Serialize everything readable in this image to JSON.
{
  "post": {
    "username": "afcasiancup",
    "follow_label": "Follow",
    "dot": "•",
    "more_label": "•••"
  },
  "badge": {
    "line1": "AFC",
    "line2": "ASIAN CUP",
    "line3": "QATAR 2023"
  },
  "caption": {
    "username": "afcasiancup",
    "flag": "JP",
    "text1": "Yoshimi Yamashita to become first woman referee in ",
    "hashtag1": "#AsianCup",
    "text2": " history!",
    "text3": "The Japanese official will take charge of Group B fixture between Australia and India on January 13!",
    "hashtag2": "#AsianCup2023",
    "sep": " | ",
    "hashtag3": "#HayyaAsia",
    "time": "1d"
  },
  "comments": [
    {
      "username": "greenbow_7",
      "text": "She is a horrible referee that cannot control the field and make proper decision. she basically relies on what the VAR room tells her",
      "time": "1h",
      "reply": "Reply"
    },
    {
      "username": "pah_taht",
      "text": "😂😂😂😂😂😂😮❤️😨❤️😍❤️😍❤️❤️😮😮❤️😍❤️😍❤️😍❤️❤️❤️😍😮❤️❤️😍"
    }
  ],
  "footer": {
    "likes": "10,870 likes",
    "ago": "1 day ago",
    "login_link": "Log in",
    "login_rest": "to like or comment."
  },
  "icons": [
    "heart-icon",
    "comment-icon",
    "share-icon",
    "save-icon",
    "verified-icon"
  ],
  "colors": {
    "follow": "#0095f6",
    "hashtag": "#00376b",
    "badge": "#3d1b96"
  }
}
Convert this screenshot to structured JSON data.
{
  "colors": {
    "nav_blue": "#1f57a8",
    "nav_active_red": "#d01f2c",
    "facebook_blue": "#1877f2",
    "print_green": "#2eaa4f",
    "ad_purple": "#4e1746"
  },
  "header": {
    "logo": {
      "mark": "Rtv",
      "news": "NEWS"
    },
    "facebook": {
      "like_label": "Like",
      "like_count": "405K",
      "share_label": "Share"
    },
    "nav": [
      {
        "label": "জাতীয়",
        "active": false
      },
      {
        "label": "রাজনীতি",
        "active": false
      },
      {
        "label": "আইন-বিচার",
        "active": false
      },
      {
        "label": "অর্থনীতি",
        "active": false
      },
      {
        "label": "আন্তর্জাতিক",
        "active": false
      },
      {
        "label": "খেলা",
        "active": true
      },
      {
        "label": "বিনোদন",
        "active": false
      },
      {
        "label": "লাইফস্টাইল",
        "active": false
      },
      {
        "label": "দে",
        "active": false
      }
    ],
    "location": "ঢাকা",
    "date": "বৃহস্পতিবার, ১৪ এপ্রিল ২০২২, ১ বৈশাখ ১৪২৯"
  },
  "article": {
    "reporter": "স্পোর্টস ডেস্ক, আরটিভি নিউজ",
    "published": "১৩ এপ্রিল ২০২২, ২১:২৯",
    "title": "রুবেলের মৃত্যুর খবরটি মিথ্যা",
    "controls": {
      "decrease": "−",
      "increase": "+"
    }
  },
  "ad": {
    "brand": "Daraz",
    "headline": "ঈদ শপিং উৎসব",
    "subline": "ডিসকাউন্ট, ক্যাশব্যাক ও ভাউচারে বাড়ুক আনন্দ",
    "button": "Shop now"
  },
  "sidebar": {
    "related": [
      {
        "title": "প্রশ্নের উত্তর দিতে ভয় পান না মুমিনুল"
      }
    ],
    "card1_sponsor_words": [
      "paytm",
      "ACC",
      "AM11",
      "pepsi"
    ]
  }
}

━━━━━━━━━━━━━━━━━━━━

Exercise task ::
From the listing above, pick out every line containing "referee".

Result for this exercise ::
    "text1": "Yoshimi Yamashita to become first woman referee in ",
      "text": "She is a horrible referee that cannot control the field and make proper decision. she basically relies on what the VAR room tells her",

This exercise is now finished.